=== Task brief ===
Answer with one number: how many lines have "Setup".

---------- Records shown

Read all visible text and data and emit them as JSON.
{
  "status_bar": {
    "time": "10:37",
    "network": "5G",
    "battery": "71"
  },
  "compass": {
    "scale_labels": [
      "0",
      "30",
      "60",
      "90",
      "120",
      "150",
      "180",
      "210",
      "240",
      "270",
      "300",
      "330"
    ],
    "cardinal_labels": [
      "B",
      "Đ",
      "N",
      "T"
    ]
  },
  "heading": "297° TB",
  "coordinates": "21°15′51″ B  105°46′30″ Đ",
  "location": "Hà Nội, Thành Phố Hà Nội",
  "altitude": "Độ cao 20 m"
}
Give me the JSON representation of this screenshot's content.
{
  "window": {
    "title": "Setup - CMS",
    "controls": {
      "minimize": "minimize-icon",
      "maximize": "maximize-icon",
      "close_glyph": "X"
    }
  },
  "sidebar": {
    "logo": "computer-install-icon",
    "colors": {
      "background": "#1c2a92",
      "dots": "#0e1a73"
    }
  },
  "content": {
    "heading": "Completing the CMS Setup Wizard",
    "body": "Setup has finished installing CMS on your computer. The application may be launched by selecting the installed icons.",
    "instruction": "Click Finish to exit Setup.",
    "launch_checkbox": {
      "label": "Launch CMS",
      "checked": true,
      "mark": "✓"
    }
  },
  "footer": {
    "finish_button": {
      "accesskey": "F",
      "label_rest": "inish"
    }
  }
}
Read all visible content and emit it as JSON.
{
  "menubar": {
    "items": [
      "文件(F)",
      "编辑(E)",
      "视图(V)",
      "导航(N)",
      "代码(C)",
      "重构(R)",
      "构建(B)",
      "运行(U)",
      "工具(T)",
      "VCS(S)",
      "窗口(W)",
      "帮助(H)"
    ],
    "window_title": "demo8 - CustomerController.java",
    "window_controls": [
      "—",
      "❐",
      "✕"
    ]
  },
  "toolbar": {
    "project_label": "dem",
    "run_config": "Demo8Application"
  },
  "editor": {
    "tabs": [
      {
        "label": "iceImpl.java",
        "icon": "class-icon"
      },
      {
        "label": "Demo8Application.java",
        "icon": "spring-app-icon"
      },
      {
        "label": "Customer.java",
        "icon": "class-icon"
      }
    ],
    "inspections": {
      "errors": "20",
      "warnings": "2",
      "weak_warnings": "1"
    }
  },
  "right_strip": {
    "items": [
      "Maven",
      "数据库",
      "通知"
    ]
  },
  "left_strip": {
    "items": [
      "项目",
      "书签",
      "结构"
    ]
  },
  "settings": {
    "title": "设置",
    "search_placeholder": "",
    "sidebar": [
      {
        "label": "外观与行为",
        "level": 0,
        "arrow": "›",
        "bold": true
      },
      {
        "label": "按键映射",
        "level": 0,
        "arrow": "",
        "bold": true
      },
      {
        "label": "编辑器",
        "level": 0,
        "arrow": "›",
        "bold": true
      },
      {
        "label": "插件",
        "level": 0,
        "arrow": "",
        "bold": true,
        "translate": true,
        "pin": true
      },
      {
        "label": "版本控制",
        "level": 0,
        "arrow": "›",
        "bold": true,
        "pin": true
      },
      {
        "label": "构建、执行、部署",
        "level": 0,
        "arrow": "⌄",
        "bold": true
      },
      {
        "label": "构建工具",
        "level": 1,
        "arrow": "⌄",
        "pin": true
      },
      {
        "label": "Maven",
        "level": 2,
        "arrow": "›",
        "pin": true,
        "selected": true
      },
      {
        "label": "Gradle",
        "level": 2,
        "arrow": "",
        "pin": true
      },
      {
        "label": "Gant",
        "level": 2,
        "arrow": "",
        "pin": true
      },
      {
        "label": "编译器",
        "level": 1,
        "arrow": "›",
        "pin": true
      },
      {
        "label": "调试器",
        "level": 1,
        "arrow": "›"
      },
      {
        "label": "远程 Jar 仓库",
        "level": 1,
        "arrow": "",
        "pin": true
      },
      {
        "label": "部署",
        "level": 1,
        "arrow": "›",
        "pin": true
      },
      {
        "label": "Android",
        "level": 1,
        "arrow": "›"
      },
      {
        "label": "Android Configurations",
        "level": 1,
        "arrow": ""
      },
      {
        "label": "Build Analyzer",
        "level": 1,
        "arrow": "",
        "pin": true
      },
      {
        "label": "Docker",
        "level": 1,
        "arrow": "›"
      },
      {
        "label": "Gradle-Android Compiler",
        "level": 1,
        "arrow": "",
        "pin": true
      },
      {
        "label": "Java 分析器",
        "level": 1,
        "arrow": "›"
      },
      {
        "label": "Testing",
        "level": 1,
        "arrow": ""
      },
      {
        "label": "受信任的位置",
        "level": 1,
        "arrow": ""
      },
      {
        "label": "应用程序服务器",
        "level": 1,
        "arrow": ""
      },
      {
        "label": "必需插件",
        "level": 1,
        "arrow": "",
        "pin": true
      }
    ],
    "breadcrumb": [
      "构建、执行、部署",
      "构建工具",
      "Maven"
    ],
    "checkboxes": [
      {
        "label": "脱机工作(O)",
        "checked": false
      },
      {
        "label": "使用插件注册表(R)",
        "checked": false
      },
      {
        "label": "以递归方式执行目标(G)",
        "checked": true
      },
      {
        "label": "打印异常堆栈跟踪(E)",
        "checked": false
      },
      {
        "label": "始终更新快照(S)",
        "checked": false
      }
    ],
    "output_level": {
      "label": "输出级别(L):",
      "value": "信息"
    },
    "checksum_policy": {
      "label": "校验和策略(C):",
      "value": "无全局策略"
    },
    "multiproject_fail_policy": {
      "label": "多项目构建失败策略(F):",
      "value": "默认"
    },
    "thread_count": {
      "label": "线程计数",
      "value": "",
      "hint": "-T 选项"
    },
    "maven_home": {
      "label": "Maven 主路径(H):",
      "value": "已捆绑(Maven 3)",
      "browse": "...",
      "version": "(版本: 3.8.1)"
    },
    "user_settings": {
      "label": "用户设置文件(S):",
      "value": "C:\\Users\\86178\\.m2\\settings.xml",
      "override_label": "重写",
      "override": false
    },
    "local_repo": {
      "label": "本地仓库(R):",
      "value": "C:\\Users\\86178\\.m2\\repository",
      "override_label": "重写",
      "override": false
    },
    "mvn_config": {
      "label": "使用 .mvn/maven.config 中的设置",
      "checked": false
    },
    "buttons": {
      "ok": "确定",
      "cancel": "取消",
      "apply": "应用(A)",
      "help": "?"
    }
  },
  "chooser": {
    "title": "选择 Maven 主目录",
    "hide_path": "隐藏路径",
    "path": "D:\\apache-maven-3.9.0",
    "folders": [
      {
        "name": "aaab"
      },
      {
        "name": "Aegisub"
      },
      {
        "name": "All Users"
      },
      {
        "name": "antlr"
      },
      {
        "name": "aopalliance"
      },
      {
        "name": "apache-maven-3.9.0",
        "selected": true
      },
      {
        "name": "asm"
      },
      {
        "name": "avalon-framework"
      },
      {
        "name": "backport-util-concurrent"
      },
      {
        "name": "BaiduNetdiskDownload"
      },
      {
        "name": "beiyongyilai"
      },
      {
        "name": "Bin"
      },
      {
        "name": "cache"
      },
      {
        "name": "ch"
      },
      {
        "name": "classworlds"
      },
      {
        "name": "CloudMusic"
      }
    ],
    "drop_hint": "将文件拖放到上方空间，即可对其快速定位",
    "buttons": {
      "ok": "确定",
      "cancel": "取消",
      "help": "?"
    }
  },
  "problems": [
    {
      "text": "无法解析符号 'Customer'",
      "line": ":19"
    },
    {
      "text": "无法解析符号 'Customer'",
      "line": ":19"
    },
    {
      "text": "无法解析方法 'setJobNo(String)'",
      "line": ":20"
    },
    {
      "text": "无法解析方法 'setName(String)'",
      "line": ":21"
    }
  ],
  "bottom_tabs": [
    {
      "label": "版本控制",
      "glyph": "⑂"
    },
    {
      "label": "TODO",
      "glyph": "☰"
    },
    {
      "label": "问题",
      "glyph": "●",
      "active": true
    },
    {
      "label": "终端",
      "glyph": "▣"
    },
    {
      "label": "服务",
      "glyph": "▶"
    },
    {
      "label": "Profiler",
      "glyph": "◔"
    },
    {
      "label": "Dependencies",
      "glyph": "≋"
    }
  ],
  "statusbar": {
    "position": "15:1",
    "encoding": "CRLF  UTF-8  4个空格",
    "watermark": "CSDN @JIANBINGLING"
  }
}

--------------------

=== Exercise result ===
4